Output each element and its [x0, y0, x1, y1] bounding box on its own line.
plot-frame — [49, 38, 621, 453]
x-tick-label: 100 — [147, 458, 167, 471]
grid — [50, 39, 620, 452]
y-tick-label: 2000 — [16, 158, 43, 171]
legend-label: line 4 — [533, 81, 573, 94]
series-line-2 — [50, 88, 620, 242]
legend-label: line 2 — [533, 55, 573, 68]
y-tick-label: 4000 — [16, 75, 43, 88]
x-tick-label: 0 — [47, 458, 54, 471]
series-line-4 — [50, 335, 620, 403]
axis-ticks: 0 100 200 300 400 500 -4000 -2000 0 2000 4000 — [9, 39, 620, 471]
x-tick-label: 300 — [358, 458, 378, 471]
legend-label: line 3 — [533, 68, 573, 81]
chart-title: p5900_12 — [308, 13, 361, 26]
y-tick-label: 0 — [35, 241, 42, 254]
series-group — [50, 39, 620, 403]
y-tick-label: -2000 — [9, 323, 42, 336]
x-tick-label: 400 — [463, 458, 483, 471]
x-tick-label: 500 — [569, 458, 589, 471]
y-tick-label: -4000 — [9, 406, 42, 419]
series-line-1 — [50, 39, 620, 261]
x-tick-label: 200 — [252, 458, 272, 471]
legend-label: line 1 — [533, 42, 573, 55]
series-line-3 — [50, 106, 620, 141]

→ **Work to complete**
Report how many of the lines above contain the string "series", matching case exactly. Give only the number.

→ **Solution for this task**
5